MATERIAL PROVIDED:
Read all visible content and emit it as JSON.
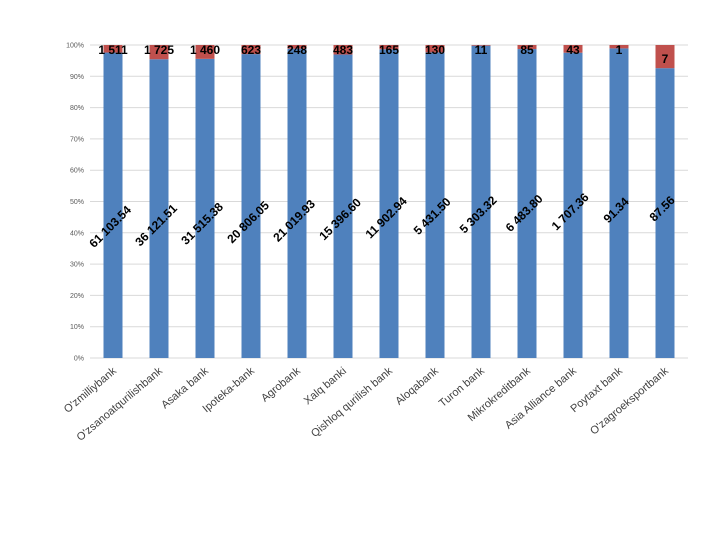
{
  "chart_data": {
    "type": "bar",
    "stacked": "percent",
    "title": "",
    "xlabel": "",
    "ylabel": "",
    "ylim": [
      0,
      100
    ],
    "yticks": [
      "0%",
      "10%",
      "20%",
      "30%",
      "40%",
      "50%",
      "60%",
      "70%",
      "80%",
      "90%",
      "100%"
    ],
    "grid": true,
    "legend": "none",
    "categories": [
      "O'zmilliybank",
      "O'zsanoatqurilishbank",
      "Asaka bank",
      "Ipoteka-bank",
      "Agrobank",
      "Xalq banki",
      "Qishloq qurilish bank",
      "Aloqabank",
      "Turon bank",
      "Mikrokreditbank",
      "Asia Alliance bank",
      "Poytaxt bank",
      "O'zagroeksportbank"
    ],
    "series": [
      {
        "color": "#4f81bd",
        "values": [
          61103.54,
          36121.51,
          31515.38,
          20806.05,
          21019.93,
          15396.6,
          11902.94,
          5431.5,
          5303.32,
          6483.8,
          1707.36,
          91.34,
          87.56
        ],
        "labels": [
          "61 103.54",
          "36 121.51",
          "31 515.38",
          "20 806.05",
          "21 019.93",
          "15 396.60",
          "11 902.94",
          "5 431.50",
          "5 303.32",
          "6 483.80",
          "1 707.36",
          "91.34",
          "87.56"
        ]
      },
      {
        "color": "#c0504d",
        "values": [
          1511,
          1725,
          1460,
          623,
          248,
          483,
          165,
          130,
          11,
          85,
          43,
          1,
          7
        ],
        "labels": [
          "1 511",
          "1 725",
          "1 460",
          "623",
          "248",
          "483",
          "165",
          "130",
          "11",
          "85",
          "43",
          "1",
          "7"
        ]
      }
    ]
  }
}
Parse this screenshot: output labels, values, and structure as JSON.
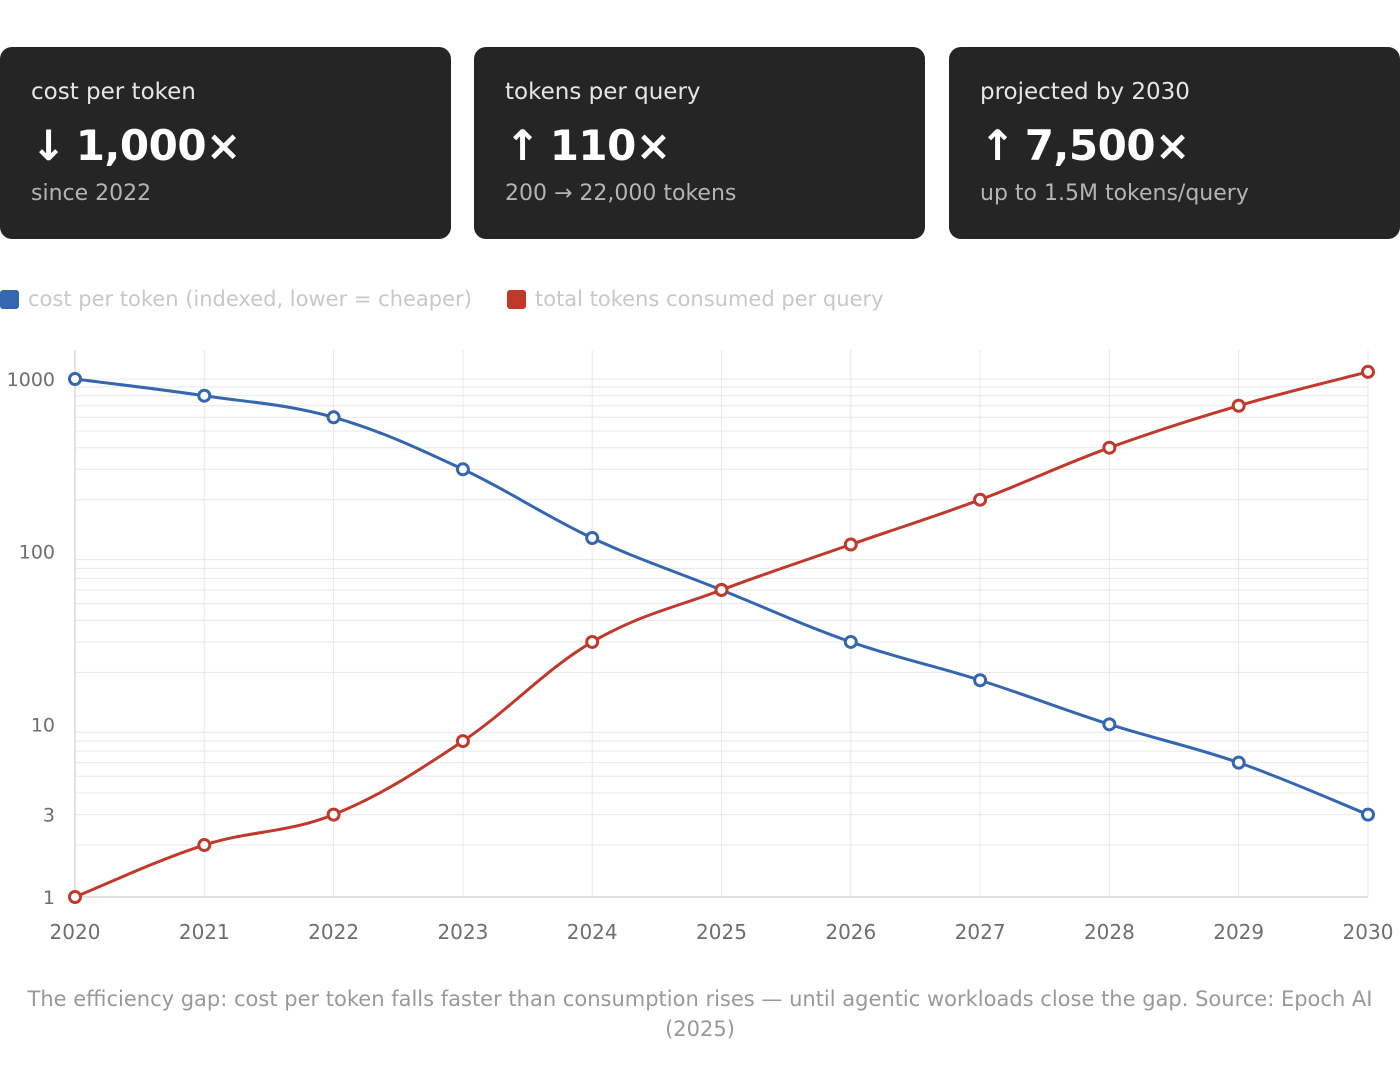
{
  "cards": [
    {
      "label": "cost per token",
      "arrow": "↓",
      "value": "1,000×",
      "sub": "since 2022"
    },
    {
      "label": "tokens per query",
      "arrow": "↑",
      "value": "110×",
      "sub": "200 → 22,000 tokens"
    },
    {
      "label": "projected by 2030",
      "arrow": "↑",
      "value": "7,500×",
      "sub": "up to 1.5M tokens/query"
    }
  ],
  "colors": {
    "card_background": "#252525",
    "cost_series": "#3566b0",
    "tokens_series": "#c0392b",
    "grid": "#e8e8e8",
    "axis_text": "#6e6e6e",
    "legend_text": "#c8c8c8",
    "caption_text": "#999999"
  },
  "chart_data": {
    "type": "line",
    "title": "",
    "xlabel": "",
    "ylabel": "",
    "y_scale": "log",
    "ylim": [
      1,
      1000
    ],
    "grid": true,
    "legend_position": "top-left",
    "x": [
      2020,
      2021,
      2022,
      2023,
      2024,
      2025,
      2026,
      2027,
      2028,
      2029,
      2030
    ],
    "x_tick_labels": [
      "2020",
      "2021",
      "2022",
      "2023",
      "2024",
      "2025",
      "2026",
      "2027",
      "2028",
      "2029",
      "2030"
    ],
    "y_ticks": [
      1,
      3,
      10,
      100,
      1000
    ],
    "y_tick_labels": [
      "1",
      "3",
      "10",
      "100",
      "1000"
    ],
    "series": [
      {
        "name": "cost per token (indexed, lower = cheaper)",
        "color": "#3566b0",
        "values": [
          1000,
          800,
          600,
          300,
          120,
          60,
          30,
          18,
          10,
          6,
          3
        ]
      },
      {
        "name": "total tokens consumed per query",
        "color": "#c0392b",
        "values": [
          1,
          2,
          3,
          8,
          30,
          60,
          110,
          200,
          400,
          700,
          1100
        ]
      }
    ]
  },
  "caption": "The efficiency gap: cost per token falls faster than consumption rises — until agentic workloads close the gap. Source: Epoch AI (2025)"
}
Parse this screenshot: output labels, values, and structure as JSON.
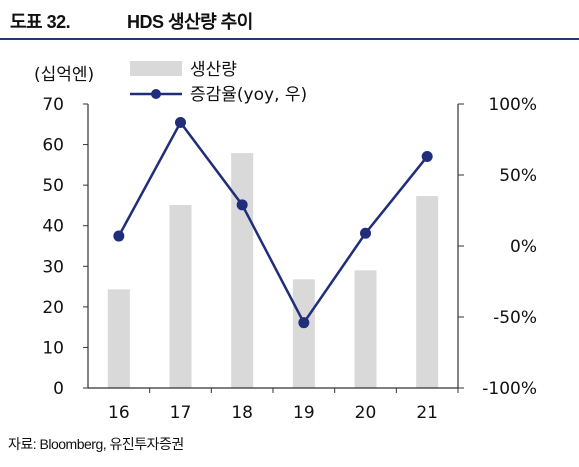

WHAT YOU NEED TO DO:
Take the listing above and restate it word for word, without its pictures.

SOLUTION:
Read all visible content and emit it as JSON.
{
  "chart_data": {
    "type": "bar",
    "stacked": "percent",
    "title": "",
    "xlabel": "",
    "ylabel": "",
    "ylim": [
      0,
      100
    ],
    "yticks": [
      "0%",
      "10%",
      "20%",
      "30%",
      "40%",
      "50%",
      "60%",
      "70%",
      "80%",
      "90%",
      "100%"
    ],
    "grid": true,
    "legend": "none",
    "categories": [
      "O'zmilliybank",
      "O'zsanoatqurilishbank",
      "Asaka bank",
      "Ipoteka-bank",
      "Agrobank",
      "Xalq banki",
      "Qishloq qurilish bank",
      "Aloqabank",
      "Turon bank",
      "Mikrokreditbank",
      "Asia Alliance bank",
      "Poytaxt bank",
      "O'zagroeksportbank"
    ],
    "series": [
      {
        "color": "#4f81bd",
        "values": [
          61103.54,
          36121.51,
          31515.38,
          20806.05,
          21019.93,
          15396.6,
          11902.94,
          5431.5,
          5303.32,
          6483.8,
          1707.36,
          91.34,
          87.56
        ],
        "labels": [
          "61 103.54",
          "36 121.51",
          "31 515.38",
          "20 806.05",
          "21 019.93",
          "15 396.60",
          "11 902.94",
          "5 431.50",
          "5 303.32",
          "6 483.80",
          "1 707.36",
          "91.34",
          "87.56"
        ]
      },
      {
        "color": "#c0504d",
        "values": [
          1511,
          1725,
          1460,
          623,
          248,
          483,
          165,
          130,
          11,
          85,
          43,
          1,
          7
        ],
        "labels": [
          "1 511",
          "1 725",
          "1 460",
          "623",
          "248",
          "483",
          "165",
          "130",
          "11",
          "85",
          "43",
          "1",
          "7"
        ]
      }
    ]
  }
}
Parse this screenshot: output labels, values, and structure as JSON.
{
  "cards": [
    {
      "label": "cost per token",
      "arrow": "↓",
      "value": "1,000×",
      "sub": "since 2022"
    },
    {
      "label": "tokens per query",
      "arrow": "↑",
      "value": "110×",
      "sub": "200 → 22,000 tokens"
    },
    {
      "label": "projected by 2030",
      "arrow": "↑",
      "value": "7,500×",
      "sub": "up to 1.5M tokens/query"
    }
  ],
  "colors": {
    "card_background": "#252525",
    "cost_series": "#3566b0",
    "tokens_series": "#c0392b",
    "grid": "#e8e8e8",
    "axis_text": "#6e6e6e",
    "legend_text": "#c8c8c8",
    "caption_text": "#999999"
  },
  "chart_data": {
    "type": "line",
    "title": "",
    "xlabel": "",
    "ylabel": "",
    "y_scale": "log",
    "ylim": [
      1,
      1000
    ],
    "grid": true,
    "legend_position": "top-left",
    "x": [
      2020,
      2021,
      2022,
      2023,
      2024,
      2025,
      2026,
      2027,
      2028,
      2029,
      2030
    ],
    "x_tick_labels": [
      "2020",
      "2021",
      "2022",
      "2023",
      "2024",
      "2025",
      "2026",
      "2027",
      "2028",
      "2029",
      "2030"
    ],
    "y_ticks": [
      1,
      3,
      10,
      100,
      1000
    ],
    "y_tick_labels": [
      "1",
      "3",
      "10",
      "100",
      "1000"
    ],
    "series": [
      {
        "name": "cost per token (indexed, lower = cheaper)",
        "color": "#3566b0",
        "values": [
          1000,
          800,
          600,
          300,
          120,
          60,
          30,
          18,
          10,
          6,
          3
        ]
      },
      {
        "name": "total tokens consumed per query",
        "color": "#c0392b",
        "values": [
          1,
          2,
          3,
          8,
          30,
          60,
          110,
          200,
          400,
          700,
          1100
        ]
      }
    ]
  },
  "caption": "The efficiency gap: cost per token falls faster than consumption rises — until agentic workloads close the gap. Source: Epoch AI (2025)"
}
Parse this screenshot: output labels, values, and structure as JSON.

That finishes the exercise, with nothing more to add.